EXERCISE OBJECTIVE »
Reproduce the following material exactly, including every line.

[Some records]
┄┄┄┄┄┄┄┄┄┄
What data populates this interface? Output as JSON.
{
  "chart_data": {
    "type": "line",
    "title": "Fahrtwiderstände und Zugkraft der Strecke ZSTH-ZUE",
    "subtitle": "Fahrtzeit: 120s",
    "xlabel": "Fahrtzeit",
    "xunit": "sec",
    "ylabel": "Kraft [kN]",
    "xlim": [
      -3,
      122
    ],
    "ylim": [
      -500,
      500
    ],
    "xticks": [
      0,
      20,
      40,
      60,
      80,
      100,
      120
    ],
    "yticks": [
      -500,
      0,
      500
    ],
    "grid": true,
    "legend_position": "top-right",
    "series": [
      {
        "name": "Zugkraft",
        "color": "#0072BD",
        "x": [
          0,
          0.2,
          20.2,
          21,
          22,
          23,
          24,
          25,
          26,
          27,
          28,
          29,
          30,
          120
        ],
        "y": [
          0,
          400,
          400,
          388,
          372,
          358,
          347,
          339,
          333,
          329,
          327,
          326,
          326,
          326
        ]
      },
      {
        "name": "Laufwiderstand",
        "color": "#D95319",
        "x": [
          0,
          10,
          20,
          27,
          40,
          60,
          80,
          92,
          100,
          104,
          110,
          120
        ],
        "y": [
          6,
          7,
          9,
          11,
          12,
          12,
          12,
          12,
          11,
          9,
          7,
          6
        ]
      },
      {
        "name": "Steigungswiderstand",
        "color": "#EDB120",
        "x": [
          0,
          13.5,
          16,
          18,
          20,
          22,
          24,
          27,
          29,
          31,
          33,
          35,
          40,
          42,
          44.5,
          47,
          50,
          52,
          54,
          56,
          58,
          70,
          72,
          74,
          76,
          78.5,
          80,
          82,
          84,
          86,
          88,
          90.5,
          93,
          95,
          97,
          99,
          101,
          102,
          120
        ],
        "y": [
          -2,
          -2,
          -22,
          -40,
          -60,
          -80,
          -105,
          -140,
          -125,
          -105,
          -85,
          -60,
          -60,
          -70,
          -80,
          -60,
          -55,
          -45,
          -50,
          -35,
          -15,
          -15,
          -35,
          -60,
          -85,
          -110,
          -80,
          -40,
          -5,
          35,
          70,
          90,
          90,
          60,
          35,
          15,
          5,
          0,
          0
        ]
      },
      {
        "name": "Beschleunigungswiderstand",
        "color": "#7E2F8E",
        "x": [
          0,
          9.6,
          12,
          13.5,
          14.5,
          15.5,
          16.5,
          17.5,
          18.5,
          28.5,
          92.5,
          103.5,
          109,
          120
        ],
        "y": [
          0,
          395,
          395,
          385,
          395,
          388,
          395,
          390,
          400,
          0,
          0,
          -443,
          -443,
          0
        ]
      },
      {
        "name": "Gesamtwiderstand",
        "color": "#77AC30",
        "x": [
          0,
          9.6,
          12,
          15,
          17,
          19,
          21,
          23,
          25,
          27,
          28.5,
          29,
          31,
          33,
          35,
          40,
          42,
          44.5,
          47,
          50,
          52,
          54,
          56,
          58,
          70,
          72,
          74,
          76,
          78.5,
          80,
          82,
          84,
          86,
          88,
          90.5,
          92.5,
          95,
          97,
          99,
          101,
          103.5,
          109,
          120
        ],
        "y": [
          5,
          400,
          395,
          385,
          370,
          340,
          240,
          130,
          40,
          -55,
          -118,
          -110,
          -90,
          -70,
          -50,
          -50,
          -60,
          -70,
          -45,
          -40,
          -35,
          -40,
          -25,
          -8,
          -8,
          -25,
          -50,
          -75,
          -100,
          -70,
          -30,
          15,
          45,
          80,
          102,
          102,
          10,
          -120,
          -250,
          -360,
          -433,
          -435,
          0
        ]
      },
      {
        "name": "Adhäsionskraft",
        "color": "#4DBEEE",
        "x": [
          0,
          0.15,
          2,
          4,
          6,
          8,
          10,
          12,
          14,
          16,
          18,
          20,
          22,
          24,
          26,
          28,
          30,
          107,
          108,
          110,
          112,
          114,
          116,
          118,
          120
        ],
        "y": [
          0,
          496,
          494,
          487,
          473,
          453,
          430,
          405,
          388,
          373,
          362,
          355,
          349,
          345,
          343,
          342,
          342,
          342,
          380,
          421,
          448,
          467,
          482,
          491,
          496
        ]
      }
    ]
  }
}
┄┄┄┄┄┄┄┄┄┄
FULL SOLUTION »
What data populates this interface? Output as JSON.
{
  "chart_data": {
    "type": "line",
    "title": "Fahrtwiderstände und Zugkraft der Strecke ZSTH-ZUE",
    "subtitle": "Fahrtzeit: 120s",
    "xlabel": "Fahrtzeit",
    "xunit": "sec",
    "ylabel": "Kraft [kN]",
    "xlim": [
      -3,
      122
    ],
    "ylim": [
      -500,
      500
    ],
    "xticks": [
      0,
      20,
      40,
      60,
      80,
      100,
      120
    ],
    "yticks": [
      -500,
      0,
      500
    ],
    "grid": true,
    "legend_position": "top-right",
    "series": [
      {
        "name": "Zugkraft",
        "color": "#0072BD",
        "x": [
          0,
          0.2,
          20.2,
          21,
          22,
          23,
          24,
          25,
          26,
          27,
          28,
          29,
          30,
          120
        ],
        "y": [
          0,
          400,
          400,
          388,
          372,
          358,
          347,
          339,
          333,
          329,
          327,
          326,
          326,
          326
        ]
      },
      {
        "name": "Laufwiderstand",
        "color": "#D95319",
        "x": [
          0,
          10,
          20,
          27,
          40,
          60,
          80,
          92,
          100,
          104,
          110,
          120
        ],
        "y": [
          6,
          7,
          9,
          11,
          12,
          12,
          12,
          12,
          11,
          9,
          7,
          6
        ]
      },
      {
        "name": "Steigungswiderstand",
        "color": "#EDB120",
        "x": [
          0,
          13.5,
          16,
          18,
          20,
          22,
          24,
          27,
          29,
          31,
          33,
          35,
          40,
          42,
          44.5,
          47,
          50,
          52,
          54,
          56,
          58,
          70,
          72,
          74,
          76,
          78.5,
          80,
          82,
          84,
          86,
          88,
          90.5,
          93,
          95,
          97,
          99,
          101,
          102,
          120
        ],
        "y": [
          -2,
          -2,
          -22,
          -40,
          -60,
          -80,
          -105,
          -140,
          -125,
          -105,
          -85,
          -60,
          -60,
          -70,
          -80,
          -60,
          -55,
          -45,
          -50,
          -35,
          -15,
          -15,
          -35,
          -60,
          -85,
          -110,
          -80,
          -40,
          -5,
          35,
          70,
          90,
          90,
          60,
          35,
          15,
          5,
          0,
          0
        ]
      },
      {
        "name": "Beschleunigungswiderstand",
        "color": "#7E2F8E",
        "x": [
          0,
          9.6,
          12,
          13.5,
          14.5,
          15.5,
          16.5,
          17.5,
          18.5,
          28.5,
          92.5,
          103.5,
          109,
          120
        ],
        "y": [
          0,
          395,
          395,
          385,
          395,
          388,
          395,
          390,
          400,
          0,
          0,
          -443,
          -443,
          0
        ]
      },
      {
        "name": "Gesamtwiderstand",
        "color": "#77AC30",
        "x": [
          0,
          9.6,
          12,
          15,
          17,
          19,
          21,
          23,
          25,
          27,
          28.5,
          29,
          31,
          33,
          35,
          40,
          42,
          44.5,
          47,
          50,
          52,
          54,
          56,
          58,
          70,
          72,
          74,
          76,
          78.5,
          80,
          82,
          84,
          86,
          88,
          90.5,
          92.5,
          95,
          97,
          99,
          101,
          103.5,
          109,
          120
        ],
        "y": [
          5,
          400,
          395,
          385,
          370,
          340,
          240,
          130,
          40,
          -55,
          -118,
          -110,
          -90,
          -70,
          -50,
          -50,
          -60,
          -70,
          -45,
          -40,
          -35,
          -40,
          -25,
          -8,
          -8,
          -25,
          -50,
          -75,
          -100,
          -70,
          -30,
          15,
          45,
          80,
          102,
          102,
          10,
          -120,
          -250,
          -360,
          -433,
          -435,
          0
        ]
      },
      {
        "name": "Adhäsionskraft",
        "color": "#4DBEEE",
        "x": [
          0,
          0.15,
          2,
          4,
          6,
          8,
          10,
          12,
          14,
          16,
          18,
          20,
          22,
          24,
          26,
          28,
          30,
          107,
          108,
          110,
          112,
          114,
          116,
          118,
          120
        ],
        "y": [
          0,
          496,
          494,
          487,
          473,
          453,
          430,
          405,
          388,
          373,
          362,
          355,
          349,
          345,
          343,
          342,
          342,
          342,
          380,
          421,
          448,
          467,
          482,
          491,
          496
        ]
      }
    ]
  }
}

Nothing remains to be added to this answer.